** start **
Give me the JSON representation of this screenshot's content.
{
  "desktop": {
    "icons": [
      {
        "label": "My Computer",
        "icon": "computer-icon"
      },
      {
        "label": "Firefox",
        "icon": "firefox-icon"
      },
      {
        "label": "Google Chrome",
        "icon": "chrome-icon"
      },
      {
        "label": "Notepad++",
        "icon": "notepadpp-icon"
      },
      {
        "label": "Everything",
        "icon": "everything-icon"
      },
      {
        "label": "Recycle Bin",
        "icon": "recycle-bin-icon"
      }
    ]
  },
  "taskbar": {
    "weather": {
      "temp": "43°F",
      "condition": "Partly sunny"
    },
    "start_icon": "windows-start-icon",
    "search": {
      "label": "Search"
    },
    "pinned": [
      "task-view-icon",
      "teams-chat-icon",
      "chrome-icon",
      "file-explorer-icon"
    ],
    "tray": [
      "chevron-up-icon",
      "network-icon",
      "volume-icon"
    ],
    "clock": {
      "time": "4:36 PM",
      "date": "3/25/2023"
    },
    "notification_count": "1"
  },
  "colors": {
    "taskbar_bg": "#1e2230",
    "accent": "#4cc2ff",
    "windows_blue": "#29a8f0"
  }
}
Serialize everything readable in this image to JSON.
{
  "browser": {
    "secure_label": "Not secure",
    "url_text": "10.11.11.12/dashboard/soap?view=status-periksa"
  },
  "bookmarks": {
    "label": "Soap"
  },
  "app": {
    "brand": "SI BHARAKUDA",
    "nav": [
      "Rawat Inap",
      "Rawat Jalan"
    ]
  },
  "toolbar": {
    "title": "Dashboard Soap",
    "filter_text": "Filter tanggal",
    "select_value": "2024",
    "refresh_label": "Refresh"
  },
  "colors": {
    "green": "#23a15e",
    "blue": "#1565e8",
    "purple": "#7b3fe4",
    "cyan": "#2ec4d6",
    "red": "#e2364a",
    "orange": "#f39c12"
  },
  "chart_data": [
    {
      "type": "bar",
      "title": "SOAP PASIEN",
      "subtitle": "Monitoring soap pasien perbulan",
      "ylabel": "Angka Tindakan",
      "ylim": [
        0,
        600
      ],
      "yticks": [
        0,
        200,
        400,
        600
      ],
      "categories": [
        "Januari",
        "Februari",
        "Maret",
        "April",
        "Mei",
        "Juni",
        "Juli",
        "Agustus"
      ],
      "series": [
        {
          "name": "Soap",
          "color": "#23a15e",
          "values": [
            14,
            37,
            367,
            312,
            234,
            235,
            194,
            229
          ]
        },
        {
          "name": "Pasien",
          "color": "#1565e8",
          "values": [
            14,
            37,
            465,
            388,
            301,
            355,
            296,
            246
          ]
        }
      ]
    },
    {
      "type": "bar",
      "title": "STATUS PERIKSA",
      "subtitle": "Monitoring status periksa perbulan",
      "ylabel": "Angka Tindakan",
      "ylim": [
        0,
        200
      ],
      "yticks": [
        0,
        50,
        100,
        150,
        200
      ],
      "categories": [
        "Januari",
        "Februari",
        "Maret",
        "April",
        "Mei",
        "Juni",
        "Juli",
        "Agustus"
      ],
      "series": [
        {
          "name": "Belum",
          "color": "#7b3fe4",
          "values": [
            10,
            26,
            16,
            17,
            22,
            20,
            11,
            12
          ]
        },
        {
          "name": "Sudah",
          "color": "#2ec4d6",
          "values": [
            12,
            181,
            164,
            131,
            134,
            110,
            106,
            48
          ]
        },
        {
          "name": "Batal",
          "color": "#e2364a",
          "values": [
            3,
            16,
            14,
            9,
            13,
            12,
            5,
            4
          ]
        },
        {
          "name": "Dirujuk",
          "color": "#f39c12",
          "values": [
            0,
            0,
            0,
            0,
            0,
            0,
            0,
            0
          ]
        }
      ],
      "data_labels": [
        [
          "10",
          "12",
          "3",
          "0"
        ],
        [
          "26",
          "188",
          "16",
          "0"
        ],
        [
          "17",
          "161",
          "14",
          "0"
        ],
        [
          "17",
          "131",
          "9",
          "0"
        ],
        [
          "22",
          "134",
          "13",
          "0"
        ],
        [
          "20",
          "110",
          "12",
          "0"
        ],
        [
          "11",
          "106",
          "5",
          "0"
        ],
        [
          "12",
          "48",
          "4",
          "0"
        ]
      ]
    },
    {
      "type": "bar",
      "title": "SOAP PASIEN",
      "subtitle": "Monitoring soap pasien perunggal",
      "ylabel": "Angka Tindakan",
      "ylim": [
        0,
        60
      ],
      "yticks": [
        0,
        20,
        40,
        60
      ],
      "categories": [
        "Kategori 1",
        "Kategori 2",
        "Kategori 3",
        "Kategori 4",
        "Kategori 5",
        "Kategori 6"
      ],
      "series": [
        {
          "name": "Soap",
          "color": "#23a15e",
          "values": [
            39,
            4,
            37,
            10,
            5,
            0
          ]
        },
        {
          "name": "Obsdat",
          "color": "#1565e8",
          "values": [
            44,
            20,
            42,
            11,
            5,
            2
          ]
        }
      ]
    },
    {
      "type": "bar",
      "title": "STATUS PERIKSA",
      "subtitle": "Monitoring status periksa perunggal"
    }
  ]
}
** end **
* [Aim of the exercise] Print all of the entries exactly as they appear.

* [Exercise answer]
Give me the JSON representation of this screenshot's content.
{
  "desktop": {
    "icons": [
      {
        "label": "My Computer",
        "icon": "computer-icon"
      },
      {
        "label": "Firefox",
        "icon": "firefox-icon"
      },
      {
        "label": "Google Chrome",
        "icon": "chrome-icon"
      },
      {
        "label": "Notepad++",
        "icon": "notepadpp-icon"
      },
      {
        "label": "Everything",
        "icon": "everything-icon"
      },
      {
        "label": "Recycle Bin",
        "icon": "recycle-bin-icon"
      }
    ]
  },
  "taskbar": {
    "weather": {
      "temp": "43°F",
      "condition": "Partly sunny"
    },
    "start_icon": "windows-start-icon",
    "search": {
      "label": "Search"
    },
    "pinned": [
      "task-view-icon",
      "teams-chat-icon",
      "chrome-icon",
      "file-explorer-icon"
    ],
    "tray": [
      "chevron-up-icon",
      "network-icon",
      "volume-icon"
    ],
    "clock": {
      "time": "4:36 PM",
      "date": "3/25/2023"
    },
    "notification_count": "1"
  },
  "colors": {
    "taskbar_bg": "#1e2230",
    "accent": "#4cc2ff",
    "windows_blue": "#29a8f0"
  }
}
Serialize everything readable in this image to JSON.
{
  "browser": {
    "secure_label": "Not secure",
    "url_text": "10.11.11.12/dashboard/soap?view=status-periksa"
  },
  "bookmarks": {
    "label": "Soap"
  },
  "app": {
    "brand": "SI BHARAKUDA",
    "nav": [
      "Rawat Inap",
      "Rawat Jalan"
    ]
  },
  "toolbar": {
    "title": "Dashboard Soap",
    "filter_text": "Filter tanggal",
    "select_value": "2024",
    "refresh_label": "Refresh"
  },
  "colors": {
    "green": "#23a15e",
    "blue": "#1565e8",
    "purple": "#7b3fe4",
    "cyan": "#2ec4d6",
    "red": "#e2364a",
    "orange": "#f39c12"
  },
  "chart_data": [
    {
      "type": "bar",
      "title": "SOAP PASIEN",
      "subtitle": "Monitoring soap pasien perbulan",
      "ylabel": "Angka Tindakan",
      "ylim": [
        0,
        600
      ],
      "yticks": [
        0,
        200,
        400,
        600
      ],
      "categories": [
        "Januari",
        "Februari",
        "Maret",
        "April",
        "Mei",
        "Juni",
        "Juli",
        "Agustus"
      ],
      "series": [
        {
          "name": "Soap",
          "color": "#23a15e",
          "values": [
            14,
            37,
            367,
            312,
            234,
            235,
            194,
            229
          ]
        },
        {
          "name": "Pasien",
          "color": "#1565e8",
          "values": [
            14,
            37,
            465,
            388,
            301,
            355,
            296,
            246
          ]
        }
      ]
    },
    {
      "type": "bar",
      "title": "STATUS PERIKSA",
      "subtitle": "Monitoring status periksa perbulan",
      "ylabel": "Angka Tindakan",
      "ylim": [
        0,
        200
      ],
      "yticks": [
        0,
        50,
        100,
        150,
        200
      ],
      "categories": [
        "Januari",
        "Februari",
        "Maret",
        "April",
        "Mei",
        "Juni",
        "Juli",
        "Agustus"
      ],
      "series": [
        {
          "name": "Belum",
          "color": "#7b3fe4",
          "values": [
            10,
            26,
            16,
            17,
            22,
            20,
            11,
            12
          ]
        },
        {
          "name": "Sudah",
          "color": "#2ec4d6",
          "values": [
            12,
            181,
            164,
            131,
            134,
            110,
            106,
            48
          ]
        },
        {
          "name": "Batal",
          "color": "#e2364a",
          "values": [
            3,
            16,
            14,
            9,
            13,
            12,
            5,
            4
          ]
        },
        {
          "name": "Dirujuk",
          "color": "#f39c12",
          "values": [
            0,
            0,
            0,
            0,
            0,
            0,
            0,
            0
          ]
        }
      ],
      "data_labels": [
        [
          "10",
          "12",
          "3",
          "0"
        ],
        [
          "26",
          "188",
          "16",
          "0"
        ],
        [
          "17",
          "161",
          "14",
          "0"
        ],
        [
          "17",
          "131",
          "9",
          "0"
        ],
        [
          "22",
          "134",
          "13",
          "0"
        ],
        [
          "20",
          "110",
          "12",
          "0"
        ],
        [
          "11",
          "106",
          "5",
          "0"
        ],
        [
          "12",
          "48",
          "4",
          "0"
        ]
      ]
    },
    {
      "type": "bar",
      "title": "SOAP PASIEN",
      "subtitle": "Monitoring soap pasien perunggal",
      "ylabel": "Angka Tindakan",
      "ylim": [
        0,
        60
      ],
      "yticks": [
        0,
        20,
        40,
        60
      ],
      "categories": [
        "Kategori 1",
        "Kategori 2",
        "Kategori 3",
        "Kategori 4",
        "Kategori 5",
        "Kategori 6"
      ],
      "series": [
        {
          "name": "Soap",
          "color": "#23a15e",
          "values": [
            39,
            4,
            37,
            10,
            5,
            0
          ]
        },
        {
          "name": "Obsdat",
          "color": "#1565e8",
          "values": [
            44,
            20,
            42,
            11,
            5,
            2
          ]
        }
      ]
    },
    {
      "type": "bar",
      "title": "STATUS PERIKSA",
      "subtitle": "Monitoring status periksa perunggal"
    }
  ]
}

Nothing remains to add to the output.